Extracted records
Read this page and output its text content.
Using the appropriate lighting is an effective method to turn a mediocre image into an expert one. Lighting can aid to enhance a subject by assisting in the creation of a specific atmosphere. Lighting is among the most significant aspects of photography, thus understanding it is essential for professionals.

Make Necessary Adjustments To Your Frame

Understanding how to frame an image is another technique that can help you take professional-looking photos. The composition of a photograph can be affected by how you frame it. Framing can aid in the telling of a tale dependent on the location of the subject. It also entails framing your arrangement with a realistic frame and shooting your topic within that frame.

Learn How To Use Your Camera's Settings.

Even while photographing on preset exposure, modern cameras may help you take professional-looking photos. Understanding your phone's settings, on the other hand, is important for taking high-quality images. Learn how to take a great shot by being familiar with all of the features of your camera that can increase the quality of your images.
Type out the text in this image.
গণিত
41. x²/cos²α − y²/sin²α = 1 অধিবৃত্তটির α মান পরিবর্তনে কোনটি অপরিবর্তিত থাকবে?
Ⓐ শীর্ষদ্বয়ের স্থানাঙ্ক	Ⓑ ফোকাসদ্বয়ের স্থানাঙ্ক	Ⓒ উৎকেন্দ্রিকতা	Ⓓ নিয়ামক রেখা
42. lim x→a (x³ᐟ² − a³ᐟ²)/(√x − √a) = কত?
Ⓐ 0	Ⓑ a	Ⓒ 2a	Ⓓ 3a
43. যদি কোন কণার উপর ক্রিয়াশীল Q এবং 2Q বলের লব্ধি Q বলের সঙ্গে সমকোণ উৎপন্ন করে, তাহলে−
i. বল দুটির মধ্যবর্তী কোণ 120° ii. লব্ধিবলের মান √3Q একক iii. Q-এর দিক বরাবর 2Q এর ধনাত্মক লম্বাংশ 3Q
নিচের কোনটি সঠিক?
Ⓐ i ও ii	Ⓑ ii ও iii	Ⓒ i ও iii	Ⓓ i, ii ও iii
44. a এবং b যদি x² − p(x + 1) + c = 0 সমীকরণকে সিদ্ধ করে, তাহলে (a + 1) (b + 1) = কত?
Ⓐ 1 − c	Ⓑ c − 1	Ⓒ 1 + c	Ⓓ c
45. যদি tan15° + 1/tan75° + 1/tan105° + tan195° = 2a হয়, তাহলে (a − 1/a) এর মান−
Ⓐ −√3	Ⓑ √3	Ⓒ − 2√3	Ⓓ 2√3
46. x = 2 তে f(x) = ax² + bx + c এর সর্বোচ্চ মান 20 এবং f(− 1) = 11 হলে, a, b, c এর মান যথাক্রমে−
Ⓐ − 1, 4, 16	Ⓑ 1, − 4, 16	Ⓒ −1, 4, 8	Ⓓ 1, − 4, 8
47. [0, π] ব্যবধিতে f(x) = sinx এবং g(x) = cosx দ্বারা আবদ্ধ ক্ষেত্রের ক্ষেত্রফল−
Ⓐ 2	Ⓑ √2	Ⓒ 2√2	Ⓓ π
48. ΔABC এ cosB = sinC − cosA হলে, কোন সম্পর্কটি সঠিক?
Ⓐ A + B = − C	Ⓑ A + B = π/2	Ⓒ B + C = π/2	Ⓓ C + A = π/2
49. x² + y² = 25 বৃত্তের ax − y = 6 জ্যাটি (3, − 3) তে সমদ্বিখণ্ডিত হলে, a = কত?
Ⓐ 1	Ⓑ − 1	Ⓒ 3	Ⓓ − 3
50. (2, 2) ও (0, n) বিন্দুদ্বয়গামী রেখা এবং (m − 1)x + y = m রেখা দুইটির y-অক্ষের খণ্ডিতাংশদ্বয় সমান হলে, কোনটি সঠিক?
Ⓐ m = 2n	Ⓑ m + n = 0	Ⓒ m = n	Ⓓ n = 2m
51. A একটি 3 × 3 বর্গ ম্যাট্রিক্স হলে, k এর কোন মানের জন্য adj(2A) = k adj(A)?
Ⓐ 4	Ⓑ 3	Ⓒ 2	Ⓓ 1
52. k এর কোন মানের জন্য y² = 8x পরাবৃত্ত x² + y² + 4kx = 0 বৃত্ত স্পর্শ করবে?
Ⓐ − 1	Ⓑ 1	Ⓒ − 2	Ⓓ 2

▶ **WRITTEN REQUEST**: Transcribe the material above word for word.

▶ **ANSWER TO THE EXERCISE**:
Read this page and output its text content.
Using the appropriate lighting is an effective method to turn a mediocre image into an expert one. Lighting can aid to enhance a subject by assisting in the creation of a specific atmosphere. Lighting is among the most significant aspects of photography, thus understanding it is essential for professionals.

Make Necessary Adjustments To Your Frame

Understanding how to frame an image is another technique that can help you take professional-looking photos. The composition of a photograph can be affected by how you frame it. Framing can aid in the telling of a tale dependent on the location of the subject. It also entails framing your arrangement with a realistic frame and shooting your topic within that frame.

Learn How To Use Your Camera's Settings.

Even while photographing on preset exposure, modern cameras may help you take professional-looking photos. Understanding your phone's settings, on the other hand, is important for taking high-quality images. Learn how to take a great shot by being familiar with all of the features of your camera that can increase the quality of your images.
Type out the text in this image.
গণিত
41. x²/cos²α − y²/sin²α = 1 অধিবৃত্তটির α মান পরিবর্তনে কোনটি অপরিবর্তিত থাকবে?
Ⓐ শীর্ষদ্বয়ের স্থানাঙ্ক	Ⓑ ফোকাসদ্বয়ের স্থানাঙ্ক	Ⓒ উৎকেন্দ্রিকতা	Ⓓ নিয়ামক রেখা
42. lim x→a (x³ᐟ² − a³ᐟ²)/(√x − √a) = কত?
Ⓐ 0	Ⓑ a	Ⓒ 2a	Ⓓ 3a
43. যদি কোন কণার উপর ক্রিয়াশীল Q এবং 2Q বলের লব্ধি Q বলের সঙ্গে সমকোণ উৎপন্ন করে, তাহলে−
i. বল দুটির মধ্যবর্তী কোণ 120° ii. লব্ধিবলের মান √3Q একক iii. Q-এর দিক বরাবর 2Q এর ধনাত্মক লম্বাংশ 3Q
নিচের কোনটি সঠিক?
Ⓐ i ও ii	Ⓑ ii ও iii	Ⓒ i ও iii	Ⓓ i, ii ও iii
44. a এবং b যদি x² − p(x + 1) + c = 0 সমীকরণকে সিদ্ধ করে, তাহলে (a + 1) (b + 1) = কত?
Ⓐ 1 − c	Ⓑ c − 1	Ⓒ 1 + c	Ⓓ c
45. যদি tan15° + 1/tan75° + 1/tan105° + tan195° = 2a হয়, তাহলে (a − 1/a) এর মান−
Ⓐ −√3	Ⓑ √3	Ⓒ − 2√3	Ⓓ 2√3
46. x = 2 তে f(x) = ax² + bx + c এর সর্বোচ্চ মান 20 এবং f(− 1) = 11 হলে, a, b, c এর মান যথাক্রমে−
Ⓐ − 1, 4, 16	Ⓑ 1, − 4, 16	Ⓒ −1, 4, 8	Ⓓ 1, − 4, 8
47. [0, π] ব্যবধিতে f(x) = sinx এবং g(x) = cosx দ্বারা আবদ্ধ ক্ষেত্রের ক্ষেত্রফল−
Ⓐ 2	Ⓑ √2	Ⓒ 2√2	Ⓓ π
48. ΔABC এ cosB = sinC − cosA হলে, কোন সম্পর্কটি সঠিক?
Ⓐ A + B = − C	Ⓑ A + B = π/2	Ⓒ B + C = π/2	Ⓓ C + A = π/2
49. x² + y² = 25 বৃত্তের ax − y = 6 জ্যাটি (3, − 3) তে সমদ্বিখণ্ডিত হলে, a = কত?
Ⓐ 1	Ⓑ − 1	Ⓒ 3	Ⓓ − 3
50. (2, 2) ও (0, n) বিন্দুদ্বয়গামী রেখা এবং (m − 1)x + y = m রেখা দুইটির y-অক্ষের খণ্ডিতাংশদ্বয় সমান হলে, কোনটি সঠিক?
Ⓐ m = 2n	Ⓑ m + n = 0	Ⓒ m = n	Ⓓ n = 2m
51. A একটি 3 × 3 বর্গ ম্যাট্রিক্স হলে, k এর কোন মানের জন্য adj(2A) = k adj(A)?
Ⓐ 4	Ⓑ 3	Ⓒ 2	Ⓓ 1
52. k এর কোন মানের জন্য y² = 8x পরাবৃত্ত x² + y² + 4kx = 0 বৃত্ত স্পর্শ করবে?
Ⓐ − 1	Ⓑ 1	Ⓒ − 2	Ⓓ 2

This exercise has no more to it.